▶ Task description:
Your task is to repeat the entries word for word while leaving out the pictures.

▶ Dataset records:
#####
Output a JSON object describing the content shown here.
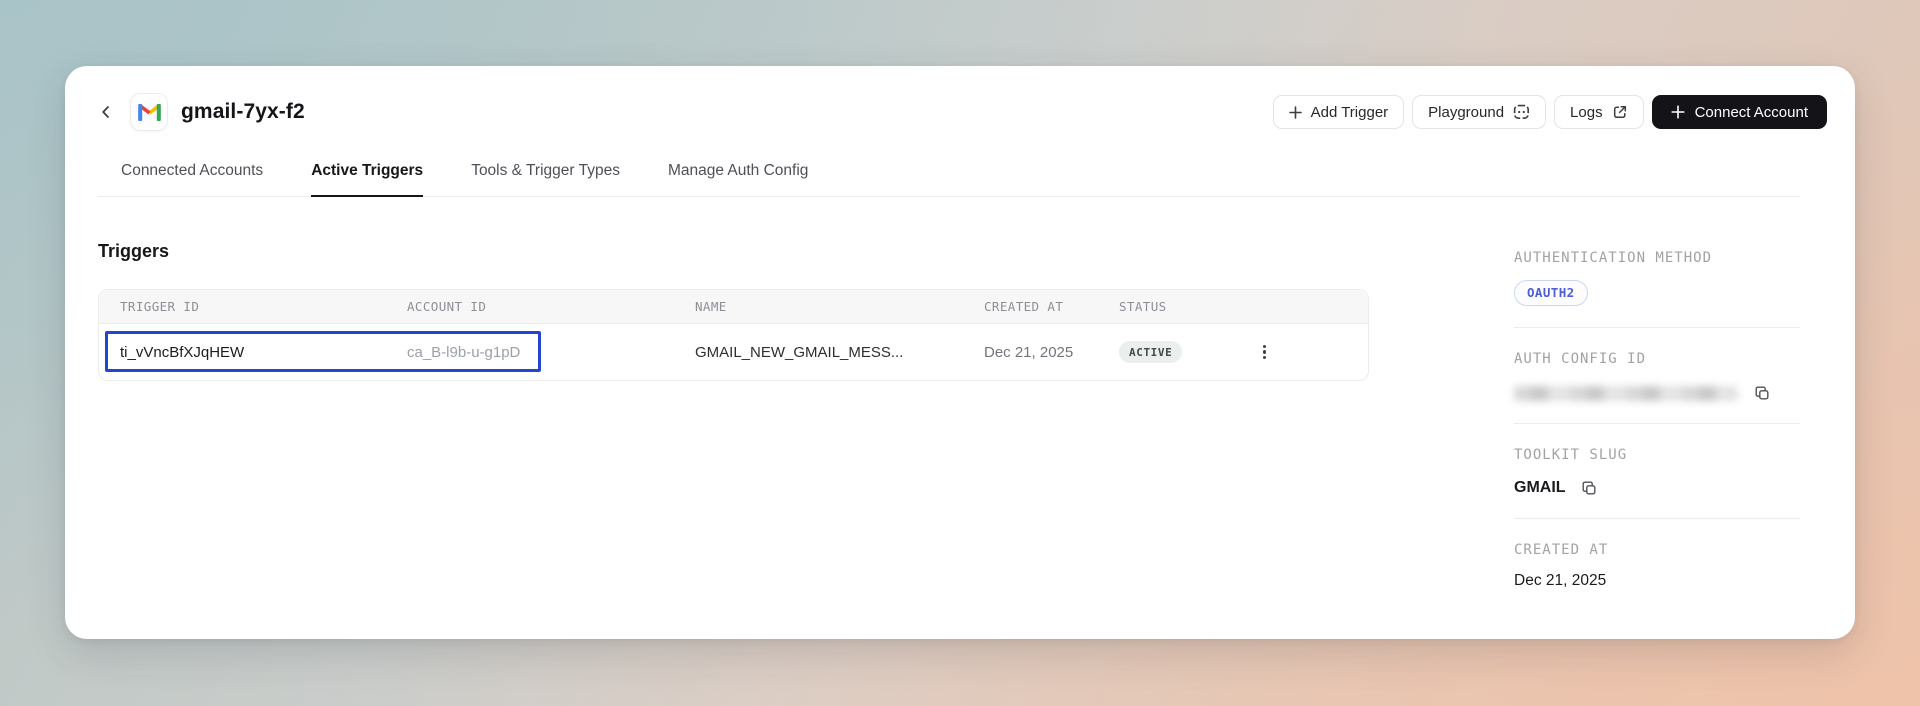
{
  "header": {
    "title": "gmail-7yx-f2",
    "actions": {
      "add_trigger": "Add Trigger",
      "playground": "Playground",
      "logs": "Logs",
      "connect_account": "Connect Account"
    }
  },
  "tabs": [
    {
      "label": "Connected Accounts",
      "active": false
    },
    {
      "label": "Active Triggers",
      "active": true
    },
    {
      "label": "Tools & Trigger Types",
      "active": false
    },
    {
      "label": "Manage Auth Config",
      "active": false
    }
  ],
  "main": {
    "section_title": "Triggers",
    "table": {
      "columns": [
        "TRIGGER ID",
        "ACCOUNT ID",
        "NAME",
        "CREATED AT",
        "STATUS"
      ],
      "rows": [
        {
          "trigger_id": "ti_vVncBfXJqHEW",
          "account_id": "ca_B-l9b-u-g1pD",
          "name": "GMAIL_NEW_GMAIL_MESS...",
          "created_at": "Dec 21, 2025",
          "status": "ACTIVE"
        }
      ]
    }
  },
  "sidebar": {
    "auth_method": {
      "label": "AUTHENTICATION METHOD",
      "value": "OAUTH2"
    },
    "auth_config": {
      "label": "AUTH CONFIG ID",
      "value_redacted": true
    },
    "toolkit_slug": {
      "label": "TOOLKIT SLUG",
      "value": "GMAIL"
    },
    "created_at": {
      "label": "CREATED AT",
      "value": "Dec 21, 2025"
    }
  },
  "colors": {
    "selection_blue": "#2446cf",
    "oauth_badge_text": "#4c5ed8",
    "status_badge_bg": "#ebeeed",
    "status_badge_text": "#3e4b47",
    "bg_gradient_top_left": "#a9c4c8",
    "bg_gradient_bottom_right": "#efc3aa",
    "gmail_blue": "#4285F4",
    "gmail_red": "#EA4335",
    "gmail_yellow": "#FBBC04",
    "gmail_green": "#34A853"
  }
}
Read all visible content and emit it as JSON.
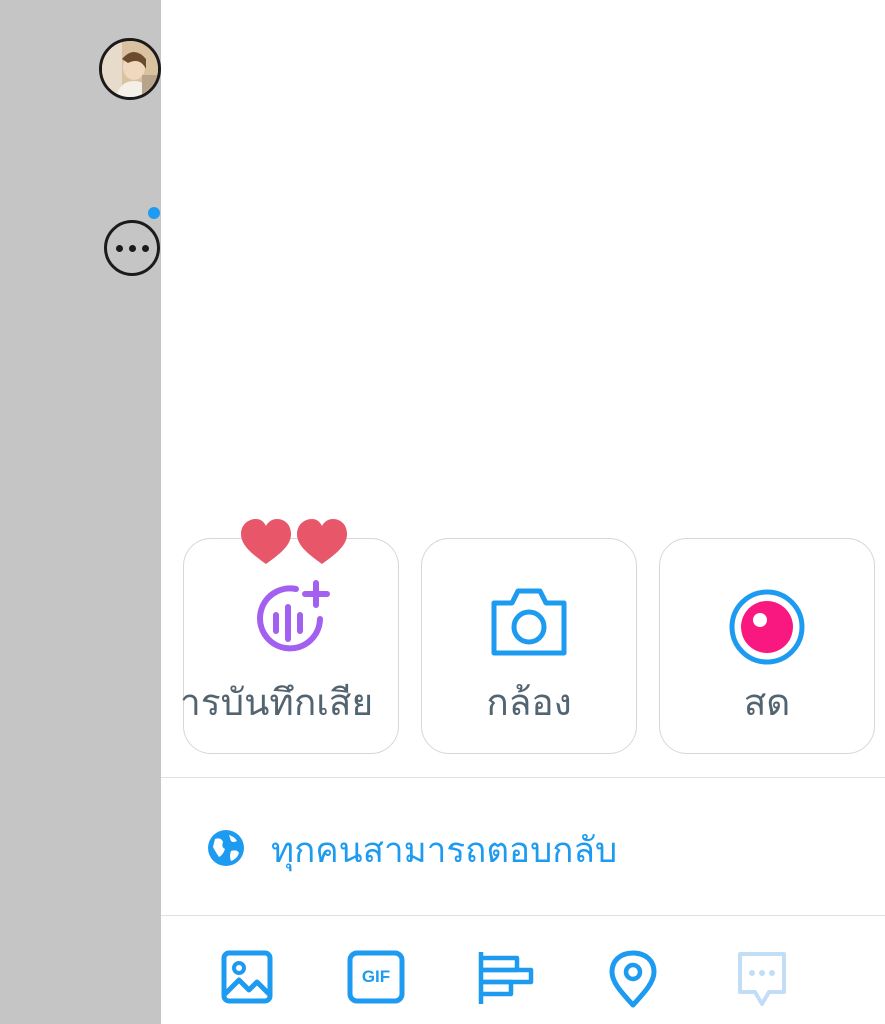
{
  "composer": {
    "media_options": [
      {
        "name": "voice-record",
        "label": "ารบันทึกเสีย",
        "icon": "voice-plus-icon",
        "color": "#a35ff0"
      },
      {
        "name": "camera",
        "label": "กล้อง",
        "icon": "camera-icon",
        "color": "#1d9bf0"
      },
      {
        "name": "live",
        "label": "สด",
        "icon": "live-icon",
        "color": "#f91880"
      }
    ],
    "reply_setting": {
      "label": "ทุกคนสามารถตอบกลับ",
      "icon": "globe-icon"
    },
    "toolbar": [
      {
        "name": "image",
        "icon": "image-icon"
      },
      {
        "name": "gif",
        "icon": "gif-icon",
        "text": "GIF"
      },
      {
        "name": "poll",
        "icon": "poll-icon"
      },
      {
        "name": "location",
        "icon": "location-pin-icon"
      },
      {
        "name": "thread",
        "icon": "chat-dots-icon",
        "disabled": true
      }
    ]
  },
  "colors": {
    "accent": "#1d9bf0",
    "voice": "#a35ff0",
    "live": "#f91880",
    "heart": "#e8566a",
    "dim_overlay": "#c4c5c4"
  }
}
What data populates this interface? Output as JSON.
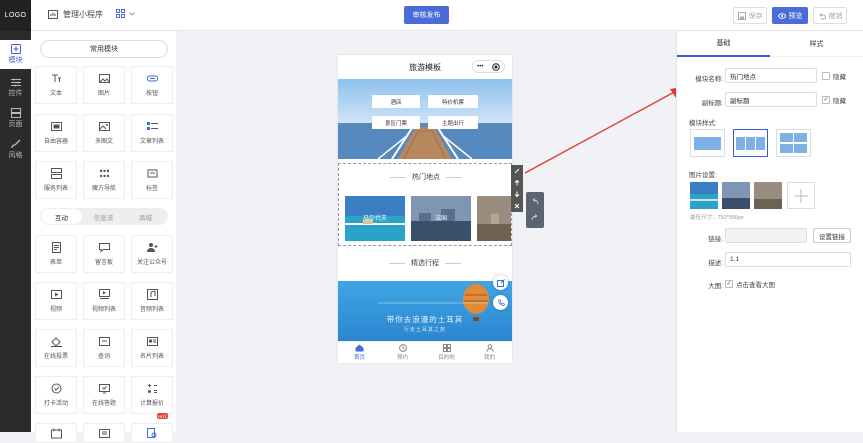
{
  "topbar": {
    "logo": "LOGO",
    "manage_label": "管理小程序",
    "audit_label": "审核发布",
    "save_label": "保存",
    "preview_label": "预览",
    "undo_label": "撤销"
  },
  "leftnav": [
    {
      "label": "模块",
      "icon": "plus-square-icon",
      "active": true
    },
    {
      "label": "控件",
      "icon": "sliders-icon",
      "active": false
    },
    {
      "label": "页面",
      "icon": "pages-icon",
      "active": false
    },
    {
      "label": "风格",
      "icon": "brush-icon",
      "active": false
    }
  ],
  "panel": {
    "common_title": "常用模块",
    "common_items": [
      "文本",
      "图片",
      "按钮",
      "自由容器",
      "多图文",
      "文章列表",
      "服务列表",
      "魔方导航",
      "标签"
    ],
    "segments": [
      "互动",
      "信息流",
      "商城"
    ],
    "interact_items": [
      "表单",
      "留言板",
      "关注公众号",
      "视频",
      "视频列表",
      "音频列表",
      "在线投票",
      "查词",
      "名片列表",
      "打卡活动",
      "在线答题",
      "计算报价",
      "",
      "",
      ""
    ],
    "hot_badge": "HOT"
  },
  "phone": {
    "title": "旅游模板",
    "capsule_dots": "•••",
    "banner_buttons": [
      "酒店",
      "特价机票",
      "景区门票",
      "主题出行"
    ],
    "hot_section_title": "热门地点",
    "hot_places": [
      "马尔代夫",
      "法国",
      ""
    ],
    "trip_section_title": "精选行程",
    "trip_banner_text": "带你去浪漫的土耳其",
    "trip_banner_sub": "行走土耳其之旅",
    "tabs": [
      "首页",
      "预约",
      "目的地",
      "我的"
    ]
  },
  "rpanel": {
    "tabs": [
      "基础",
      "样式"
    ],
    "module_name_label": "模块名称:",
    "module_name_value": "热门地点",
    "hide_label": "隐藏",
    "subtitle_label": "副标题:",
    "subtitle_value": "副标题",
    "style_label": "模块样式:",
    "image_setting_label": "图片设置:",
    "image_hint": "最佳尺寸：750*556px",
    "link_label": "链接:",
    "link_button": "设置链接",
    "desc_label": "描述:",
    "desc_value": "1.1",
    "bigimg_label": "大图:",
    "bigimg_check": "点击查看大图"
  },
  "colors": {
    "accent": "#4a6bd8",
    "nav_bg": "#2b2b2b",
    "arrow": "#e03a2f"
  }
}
#####
▶ Exercise solution:
Output a JSON object describing the content shown here.
{
  "header": {
    "title": "gmail-7yx-f2",
    "actions": {
      "add_trigger": "Add Trigger",
      "playground": "Playground",
      "logs": "Logs",
      "connect_account": "Connect Account"
    }
  },
  "tabs": [
    {
      "label": "Connected Accounts",
      "active": false
    },
    {
      "label": "Active Triggers",
      "active": true
    },
    {
      "label": "Tools & Trigger Types",
      "active": false
    },
    {
      "label": "Manage Auth Config",
      "active": false
    }
  ],
  "main": {
    "section_title": "Triggers",
    "table": {
      "columns": [
        "TRIGGER ID",
        "ACCOUNT ID",
        "NAME",
        "CREATED AT",
        "STATUS"
      ],
      "rows": [
        {
          "trigger_id": "ti_vVncBfXJqHEW",
          "account_id": "ca_B-l9b-u-g1pD",
          "name": "GMAIL_NEW_GMAIL_MESS...",
          "created_at": "Dec 21, 2025",
          "status": "ACTIVE"
        }
      ]
    }
  },
  "sidebar": {
    "auth_method": {
      "label": "AUTHENTICATION METHOD",
      "value": "OAUTH2"
    },
    "auth_config": {
      "label": "AUTH CONFIG ID",
      "value_redacted": true
    },
    "toolkit_slug": {
      "label": "TOOLKIT SLUG",
      "value": "GMAIL"
    },
    "created_at": {
      "label": "CREATED AT",
      "value": "Dec 21, 2025"
    }
  },
  "colors": {
    "selection_blue": "#2446cf",
    "oauth_badge_text": "#4c5ed8",
    "status_badge_bg": "#ebeeed",
    "status_badge_text": "#3e4b47",
    "bg_gradient_top_left": "#a9c4c8",
    "bg_gradient_bottom_right": "#efc3aa",
    "gmail_blue": "#4285F4",
    "gmail_red": "#EA4335",
    "gmail_yellow": "#FBBC04",
    "gmail_green": "#34A853"
  }
}
Read all visible content and emit it as JSON.
{
  "composer": {
    "media_options": [
      {
        "name": "voice-record",
        "label": "ารบันทึกเสีย",
        "icon": "voice-plus-icon",
        "color": "#a35ff0"
      },
      {
        "name": "camera",
        "label": "กล้อง",
        "icon": "camera-icon",
        "color": "#1d9bf0"
      },
      {
        "name": "live",
        "label": "สด",
        "icon": "live-icon",
        "color": "#f91880"
      }
    ],
    "reply_setting": {
      "label": "ทุกคนสามารถตอบกลับ",
      "icon": "globe-icon"
    },
    "toolbar": [
      {
        "name": "image",
        "icon": "image-icon"
      },
      {
        "name": "gif",
        "icon": "gif-icon",
        "text": "GIF"
      },
      {
        "name": "poll",
        "icon": "poll-icon"
      },
      {
        "name": "location",
        "icon": "location-pin-icon"
      },
      {
        "name": "thread",
        "icon": "chat-dots-icon",
        "disabled": true
      }
    ]
  },
  "colors": {
    "accent": "#1d9bf0",
    "voice": "#a35ff0",
    "live": "#f91880",
    "heart": "#e8566a",
    "dim_overlay": "#c4c5c4"
  }
}
What data populates this interface? Output as JSON.
{
  "topbar": {
    "logo": "LOGO",
    "manage_label": "管理小程序",
    "audit_label": "审核发布",
    "save_label": "保存",
    "preview_label": "预览",
    "undo_label": "撤销"
  },
  "leftnav": [
    {
      "label": "模块",
      "icon": "plus-square-icon",
      "active": true
    },
    {
      "label": "控件",
      "icon": "sliders-icon",
      "active": false
    },
    {
      "label": "页面",
      "icon": "pages-icon",
      "active": false
    },
    {
      "label": "风格",
      "icon": "brush-icon",
      "active": false
    }
  ],
  "panel": {
    "common_title": "常用模块",
    "common_items": [
      "文本",
      "图片",
      "按钮",
      "自由容器",
      "多图文",
      "文章列表",
      "服务列表",
      "魔方导航",
      "标签"
    ],
    "segments": [
      "互动",
      "信息流",
      "商城"
    ],
    "interact_items": [
      "表单",
      "留言板",
      "关注公众号",
      "视频",
      "视频列表",
      "音频列表",
      "在线投票",
      "查词",
      "名片列表",
      "打卡活动",
      "在线答题",
      "计算报价",
      "",
      "",
      ""
    ],
    "hot_badge": "HOT"
  },
  "phone": {
    "title": "旅游模板",
    "capsule_dots": "•••",
    "banner_buttons": [
      "酒店",
      "特价机票",
      "景区门票",
      "主题出行"
    ],
    "hot_section_title": "热门地点",
    "hot_places": [
      "马尔代夫",
      "法国",
      ""
    ],
    "trip_section_title": "精选行程",
    "trip_banner_text": "带你去浪漫的土耳其",
    "trip_banner_sub": "行走土耳其之旅",
    "tabs": [
      "首页",
      "预约",
      "目的地",
      "我的"
    ]
  },
  "rpanel": {
    "tabs": [
      "基础",
      "样式"
    ],
    "module_name_label": "模块名称:",
    "module_name_value": "热门地点",
    "hide_label": "隐藏",
    "subtitle_label": "副标题:",
    "subtitle_value": "副标题",
    "style_label": "模块样式:",
    "image_setting_label": "图片设置:",
    "image_hint": "最佳尺寸：750*556px",
    "link_label": "链接:",
    "link_button": "设置链接",
    "desc_label": "描述:",
    "desc_value": "1.1",
    "bigimg_label": "大图:",
    "bigimg_check": "点击查看大图"
  },
  "colors": {
    "accent": "#4a6bd8",
    "nav_bg": "#2b2b2b",
    "arrow": "#e03a2f"
  }
}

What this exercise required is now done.